**ENTRIES**

━━━━━━━━━━━━━━━━

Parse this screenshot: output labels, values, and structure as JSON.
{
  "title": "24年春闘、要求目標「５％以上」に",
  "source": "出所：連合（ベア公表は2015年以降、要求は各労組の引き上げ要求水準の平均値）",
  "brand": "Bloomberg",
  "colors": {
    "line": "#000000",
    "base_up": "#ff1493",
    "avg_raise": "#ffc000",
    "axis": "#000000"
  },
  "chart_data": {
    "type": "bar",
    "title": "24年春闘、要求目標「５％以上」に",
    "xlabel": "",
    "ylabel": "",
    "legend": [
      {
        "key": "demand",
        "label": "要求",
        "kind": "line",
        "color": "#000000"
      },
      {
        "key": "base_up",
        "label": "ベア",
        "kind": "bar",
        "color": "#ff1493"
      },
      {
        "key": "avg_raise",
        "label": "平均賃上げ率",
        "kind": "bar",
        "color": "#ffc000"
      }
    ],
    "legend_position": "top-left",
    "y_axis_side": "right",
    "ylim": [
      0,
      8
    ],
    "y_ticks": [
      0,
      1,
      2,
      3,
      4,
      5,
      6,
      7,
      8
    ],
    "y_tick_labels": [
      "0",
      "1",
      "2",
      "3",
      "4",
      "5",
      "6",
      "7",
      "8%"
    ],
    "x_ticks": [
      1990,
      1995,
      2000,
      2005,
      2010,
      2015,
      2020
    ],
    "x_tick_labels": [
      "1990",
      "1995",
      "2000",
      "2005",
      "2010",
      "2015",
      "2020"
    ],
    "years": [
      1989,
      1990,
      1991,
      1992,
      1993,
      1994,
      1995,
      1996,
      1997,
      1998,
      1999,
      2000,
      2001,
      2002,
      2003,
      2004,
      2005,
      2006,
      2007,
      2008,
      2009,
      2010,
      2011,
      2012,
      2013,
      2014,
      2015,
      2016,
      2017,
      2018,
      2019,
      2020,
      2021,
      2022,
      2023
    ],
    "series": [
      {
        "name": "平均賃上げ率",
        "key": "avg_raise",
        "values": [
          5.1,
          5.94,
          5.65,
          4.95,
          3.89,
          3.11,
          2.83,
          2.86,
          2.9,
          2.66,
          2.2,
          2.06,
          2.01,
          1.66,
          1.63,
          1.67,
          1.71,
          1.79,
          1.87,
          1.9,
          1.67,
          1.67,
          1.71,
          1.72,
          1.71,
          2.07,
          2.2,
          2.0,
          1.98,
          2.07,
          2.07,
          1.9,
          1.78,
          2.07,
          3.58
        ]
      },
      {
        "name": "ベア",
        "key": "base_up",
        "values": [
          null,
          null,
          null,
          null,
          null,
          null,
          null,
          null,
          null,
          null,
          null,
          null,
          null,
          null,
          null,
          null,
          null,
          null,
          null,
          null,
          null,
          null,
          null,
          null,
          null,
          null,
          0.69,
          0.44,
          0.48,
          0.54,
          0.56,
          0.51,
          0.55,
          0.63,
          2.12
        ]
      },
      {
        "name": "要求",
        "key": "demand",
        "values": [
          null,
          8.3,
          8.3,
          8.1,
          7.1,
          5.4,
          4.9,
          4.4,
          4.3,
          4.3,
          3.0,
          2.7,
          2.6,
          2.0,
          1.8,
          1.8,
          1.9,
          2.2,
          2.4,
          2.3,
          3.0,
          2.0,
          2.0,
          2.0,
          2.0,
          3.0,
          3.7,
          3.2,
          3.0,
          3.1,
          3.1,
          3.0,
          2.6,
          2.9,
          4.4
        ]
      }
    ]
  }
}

━━━━━━━━━━━━━━━━

**WHAT TO DO**
Reproduce the material above exactly; please quote every line of it.

**REPLY**
Parse this screenshot: output labels, values, and structure as JSON.
{
  "title": "24年春闘、要求目標「５％以上」に",
  "source": "出所：連合（ベア公表は2015年以降、要求は各労組の引き上げ要求水準の平均値）",
  "brand": "Bloomberg",
  "colors": {
    "line": "#000000",
    "base_up": "#ff1493",
    "avg_raise": "#ffc000",
    "axis": "#000000"
  },
  "chart_data": {
    "type": "bar",
    "title": "24年春闘、要求目標「５％以上」に",
    "xlabel": "",
    "ylabel": "",
    "legend": [
      {
        "key": "demand",
        "label": "要求",
        "kind": "line",
        "color": "#000000"
      },
      {
        "key": "base_up",
        "label": "ベア",
        "kind": "bar",
        "color": "#ff1493"
      },
      {
        "key": "avg_raise",
        "label": "平均賃上げ率",
        "kind": "bar",
        "color": "#ffc000"
      }
    ],
    "legend_position": "top-left",
    "y_axis_side": "right",
    "ylim": [
      0,
      8
    ],
    "y_ticks": [
      0,
      1,
      2,
      3,
      4,
      5,
      6,
      7,
      8
    ],
    "y_tick_labels": [
      "0",
      "1",
      "2",
      "3",
      "4",
      "5",
      "6",
      "7",
      "8%"
    ],
    "x_ticks": [
      1990,
      1995,
      2000,
      2005,
      2010,
      2015,
      2020
    ],
    "x_tick_labels": [
      "1990",
      "1995",
      "2000",
      "2005",
      "2010",
      "2015",
      "2020"
    ],
    "years": [
      1989,
      1990,
      1991,
      1992,
      1993,
      1994,
      1995,
      1996,
      1997,
      1998,
      1999,
      2000,
      2001,
      2002,
      2003,
      2004,
      2005,
      2006,
      2007,
      2008,
      2009,
      2010,
      2011,
      2012,
      2013,
      2014,
      2015,
      2016,
      2017,
      2018,
      2019,
      2020,
      2021,
      2022,
      2023
    ],
    "series": [
      {
        "name": "平均賃上げ率",
        "key": "avg_raise",
        "values": [
          5.1,
          5.94,
          5.65,
          4.95,
          3.89,
          3.11,
          2.83,
          2.86,
          2.9,
          2.66,
          2.2,
          2.06,
          2.01,
          1.66,
          1.63,
          1.67,
          1.71,
          1.79,
          1.87,
          1.9,
          1.67,
          1.67,
          1.71,
          1.72,
          1.71,
          2.07,
          2.2,
          2.0,
          1.98,
          2.07,
          2.07,
          1.9,
          1.78,
          2.07,
          3.58
        ]
      },
      {
        "name": "ベア",
        "key": "base_up",
        "values": [
          null,
          null,
          null,
          null,
          null,
          null,
          null,
          null,
          null,
          null,
          null,
          null,
          null,
          null,
          null,
          null,
          null,
          null,
          null,
          null,
          null,
          null,
          null,
          null,
          null,
          null,
          0.69,
          0.44,
          0.48,
          0.54,
          0.56,
          0.51,
          0.55,
          0.63,
          2.12
        ]
      },
      {
        "name": "要求",
        "key": "demand",
        "values": [
          null,
          8.3,
          8.3,
          8.1,
          7.1,
          5.4,
          4.9,
          4.4,
          4.3,
          4.3,
          3.0,
          2.7,
          2.6,
          2.0,
          1.8,
          1.8,
          1.9,
          2.2,
          2.4,
          2.3,
          3.0,
          2.0,
          2.0,
          2.0,
          2.0,
          3.0,
          3.7,
          3.2,
          3.0,
          3.1,
          3.1,
          3.0,
          2.6,
          2.9,
          4.4
        ]
      }
    ]
  }
}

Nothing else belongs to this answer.